=== WHAT TO PRODUCE ===
Work out the number of lines in the records that include the word "złapanych"; reply with that number alone.

Dataset items
########

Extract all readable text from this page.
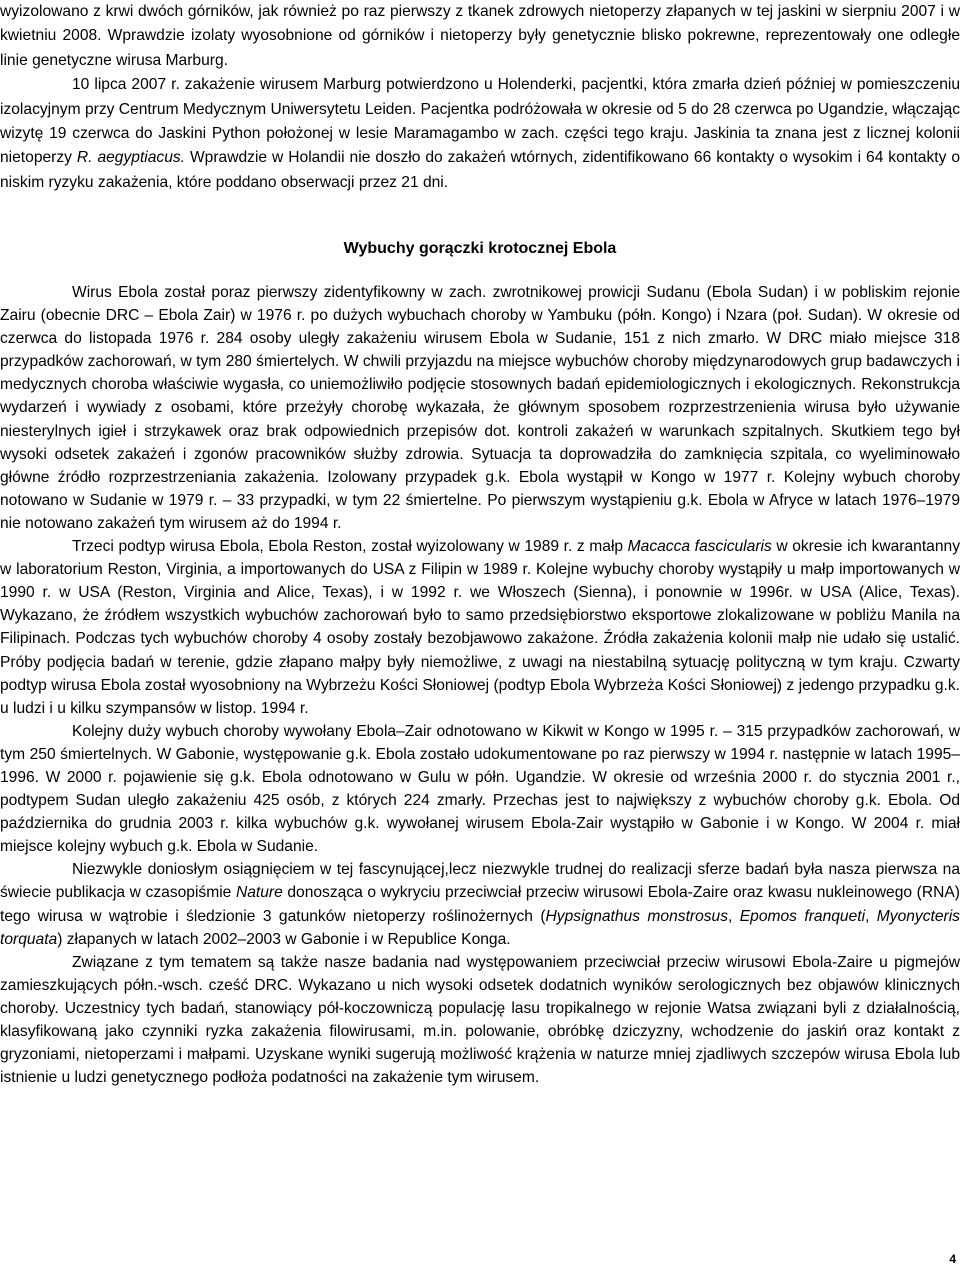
wyizolowano z krwi dwóch górników, jak również po raz pierwszy z tkanek zdrowych nietoperzy złapanych w tej jaskini w sierpniu 2007 i w kwietniu 2008. Wprawdzie izolaty wyosobnione od górników i nietoperzy były genetycznie blisko pokrewne, reprezentowały one odległe linie genetyczne wirusa Marburg.

10 lipca 2007 r. zakażenie wirusem Marburg potwierdzono u Holenderki, pacjentki, która zmarła dzień później w pomieszczeniu izolacyjnym przy Centrum Medycznym Uniwersytetu Leiden. Pacjentka podróżowała w okresie od 5 do 28 czerwca po Ugandzie, włączając wizytę 19 czerwca do Jaskini Python położonej w lesie Maramagambo w zach. części tego kraju. Jaskinia ta znana jest z licznej kolonii nietoperzy R. aegyptiacus. Wprawdzie w Holandii nie doszło do zakażeń wtórnych, zidentifikowano 66 kontakty o wysokim i 64 kontakty o niskim ryzyku zakażenia, które poddano obserwacji przez 21 dni.

Wybuchy gorączki krotocznej Ebola

Wirus Ebola został poraz pierwszy zidentyfikowny w zach. zwrotnikowej prowicji Sudanu (Ebola Sudan) i w pobliskim rejonie Zairu (obecnie DRC – Ebola Zair) w 1976 r. po dużych wybuchach choroby w Yambuku (półn. Kongo) i Nzara (poł. Sudan). W okresie od czerwca do listopada 1976 r. 284 osoby uległy zakażeniu wirusem Ebola w Sudanie, 151 z nich zmarło. W DRC miało miejsce 318 przypadków zachorowań, w tym 280 śmiertelych. W chwili przyjazdu na miejsce wybuchów choroby międzynarodowych grup badawczych i medycznych choroba właściwie wygasła, co uniemożliwiło podjęcie stosownych badań epidemiologicznych i ekologicznych. Rekonstrukcja wydarzeń i wywiady z osobami, które przeżyły chorobę wykazała, że głównym sposobem rozprzestrzenienia wirusa było używanie niesterylnych igieł i strzykawek oraz brak odpowiednich przepisów dot. kontroli zakażeń w warunkach szpitalnych. Skutkiem tego był wysoki odsetek zakażeń i zgonów pracowników służby zdrowia. Sytuacja ta doprowadziła do zamknięcia szpitala, co wyeliminowało główne źródło rozprzestrzeniania zakażenia. Izolowany przypadek g.k. Ebola wystąpił w Kongo w 1977 r. Kolejny wybuch choroby notowano w Sudanie w 1979 r. – 33 przypadki, w tym 22 śmiertelne. Po pierwszym wystąpieniu g.k. Ebola w Afryce w latach 1976–1979 nie notowano zakażeń tym wirusem aż do 1994 r.

Trzeci podtyp wirusa Ebola, Ebola Reston, został wyizolowany w 1989 r. z małp Macacca fascicularis w okresie ich kwarantanny w laboratorium Reston, Virginia, a importowanych do USA z Filipin w 1989 r. Kolejne wybuchy choroby wystąpiły u małp importowanych w 1990 r. w USA (Reston, Virginia and Alice, Texas), i w 1992 r. we Włoszech (Sienna), i ponownie w 1996r. w USA (Alice, Texas). Wykazano, że źródłem wszystkich wybuchów zachorowań było to samo przedsiębiorstwo eksportowe zlokalizowane w pobliżu Manila na Filipinach. Podczas tych wybuchów choroby 4 osoby zostały bezobjawowo zakażone. Źródła zakażenia kolonii małp nie udało się ustalić. Próby podjęcia badań w terenie, gdzie złapano małpy były niemożliwe, z uwagi na niestabilną sytuację polityczną w tym kraju. Czwarty podtyp wirusa Ebola został wyosobniony na Wybrzeżu Kości Słoniowej (podtyp Ebola Wybrzeża Kości Słoniowej) z jedengo przypadku g.k. u ludzi i u kilku szympansów w listop. 1994 r.

Kolejny duży wybuch choroby wywołany Ebola–Zair odnotowano w Kikwit w Kongo w 1995 r. – 315 przypadków zachorowań, w tym 250 śmiertelnych. W Gabonie, występowanie g.k. Ebola zostało udokumentowane po raz pierwszy w 1994 r. następnie w latach 1995–1996. W 2000 r. pojawienie się g.k. Ebola odnotowano w Gulu w półn. Ugandzie. W okresie od września 2000 r. do stycznia 2001 r., podtypem Sudan uległo zakażeniu 425 osób, z których 224 zmarły. Przechas jest to największy z wybuchów choroby g.k. Ebola. Od października do grudnia 2003 r. kilka wybuchów g.k. wywołanej wirusem Ebola-Zair wystąpiło w Gabonie i w Kongo. W 2004 r. miał miejsce kolejny wybuch g.k. Ebola w Sudanie.

Niezwykle doniosłym osiągnięciem w tej fascynującej,lecz niezwykle trudnej do realizacji sferze badań była nasza pierwsza na świecie publikacja w czasopiśmie Nature donosząca o wykryciu przeciwciał przeciw wirusowi Ebola-Zaire oraz kwasu nukleinowego (RNA) tego wirusa w wątrobie i śledzionie 3 gatunków nietoperzy roślinożernych (Hypsignathus monstrosus, Epomos franqueti, Myonycteris torquata) złapanych w latach 2002–2003 w Gabonie i w Republice Konga.

Związane z tym tematem są także nasze badania nad występowaniem przeciwciał przeciw wirusowi Ebola-Zaire u pigmejów zamieszkujących półn.-wsch. cześć DRC. Wykazano u nich wysoki odsetek dodatnich wyników serologicznych bez objawów klinicznych choroby. Uczestnicy tych badań, stanowiący pół-koczowniczą populację lasu tropikalnego w rejonie Watsa związani byli z działalnością, klasyfikowaną jako czynniki ryzka zakażenia filowirusami, m.in. polowanie, obróbkę dziczyzny, wchodzenie do jaskiń oraz kontakt z gryzoniami, nietoperzami i małpami. Uzyskane wyniki sugerują możliwość krążenia w naturze mniej zjadliwych szczepów wirusa Ebola lub istnienie u ludzi genetycznego podłoża podatności na zakażenie tym wirusem.

4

########

=== RIGHT ANSWER ===
2